Recorded data:
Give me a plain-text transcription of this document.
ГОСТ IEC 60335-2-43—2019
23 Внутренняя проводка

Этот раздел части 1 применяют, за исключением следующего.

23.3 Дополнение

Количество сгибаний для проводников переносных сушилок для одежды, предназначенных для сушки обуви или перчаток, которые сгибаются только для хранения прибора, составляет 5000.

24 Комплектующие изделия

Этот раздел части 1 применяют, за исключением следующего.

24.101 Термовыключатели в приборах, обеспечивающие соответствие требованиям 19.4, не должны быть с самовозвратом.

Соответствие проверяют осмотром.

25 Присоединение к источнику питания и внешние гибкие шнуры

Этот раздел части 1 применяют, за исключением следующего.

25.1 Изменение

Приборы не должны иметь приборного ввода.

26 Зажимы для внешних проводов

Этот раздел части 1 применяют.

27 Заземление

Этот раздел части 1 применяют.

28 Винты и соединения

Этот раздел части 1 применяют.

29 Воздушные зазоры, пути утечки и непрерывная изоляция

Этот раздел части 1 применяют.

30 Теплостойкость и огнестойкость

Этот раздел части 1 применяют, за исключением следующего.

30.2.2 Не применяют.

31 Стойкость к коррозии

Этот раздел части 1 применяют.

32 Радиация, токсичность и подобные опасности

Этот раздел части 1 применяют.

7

...

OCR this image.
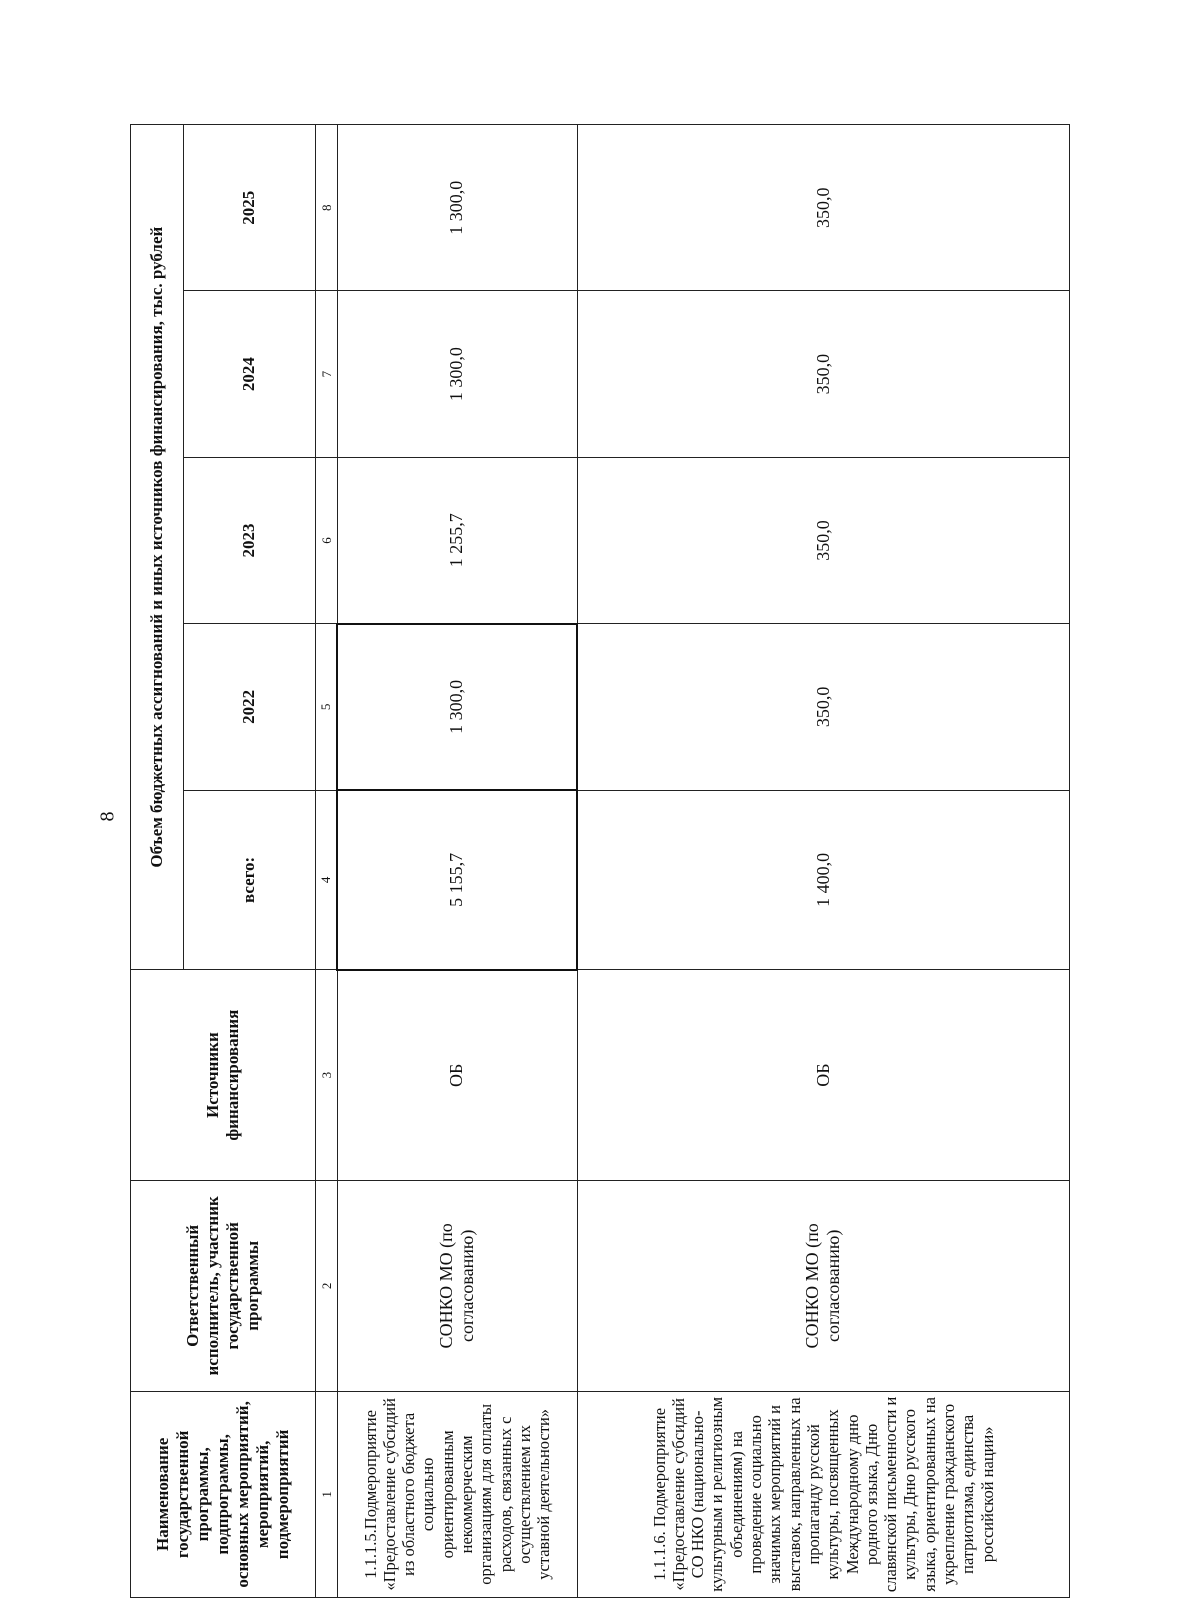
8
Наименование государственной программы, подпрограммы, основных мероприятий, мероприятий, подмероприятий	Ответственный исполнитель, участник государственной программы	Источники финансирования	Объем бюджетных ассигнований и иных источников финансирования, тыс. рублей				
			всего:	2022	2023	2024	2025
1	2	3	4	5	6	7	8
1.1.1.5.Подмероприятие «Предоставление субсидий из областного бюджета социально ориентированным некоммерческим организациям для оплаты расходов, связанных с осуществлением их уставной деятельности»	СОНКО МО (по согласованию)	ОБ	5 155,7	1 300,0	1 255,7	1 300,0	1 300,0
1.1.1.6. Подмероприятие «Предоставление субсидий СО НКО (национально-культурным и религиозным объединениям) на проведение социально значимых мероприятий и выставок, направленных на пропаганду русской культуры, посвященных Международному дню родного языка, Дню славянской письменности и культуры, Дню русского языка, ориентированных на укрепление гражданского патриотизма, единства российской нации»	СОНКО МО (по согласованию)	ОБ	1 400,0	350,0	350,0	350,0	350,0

EXERCISE REQUIREMENTS: Show the lines of the data that hold the word "субсидий".

OUTPUT OF THE EXERCISE:
1.1.1.5.Подмероприятие «Предоставление субсидий из областного бюджета социально ориентированным некоммерческим организациям для оплаты расходов, связанных с осуществлением их уставной деятельности»	СОНКО МО (по согласованию)	ОБ	5 155,7	1 300,0	1 255,7	1 300,0	1 300,0
1.1.1.6. Подмероприятие «Предоставление субсидий СО НКО (национально-культурным и религиозным объединениям) на проведение социально значимых мероприятий и выставок, направленных на пропаганду русской культуры, посвященных Международному дню родного языка, Дню славянской письменности и культуры, Дню русского языка, ориентированных на укрепление гражданского патриотизма, единства российской нации»	СОНКО МО (по согласованию)	ОБ	1 400,0	350,0	350,0	350,0	350,0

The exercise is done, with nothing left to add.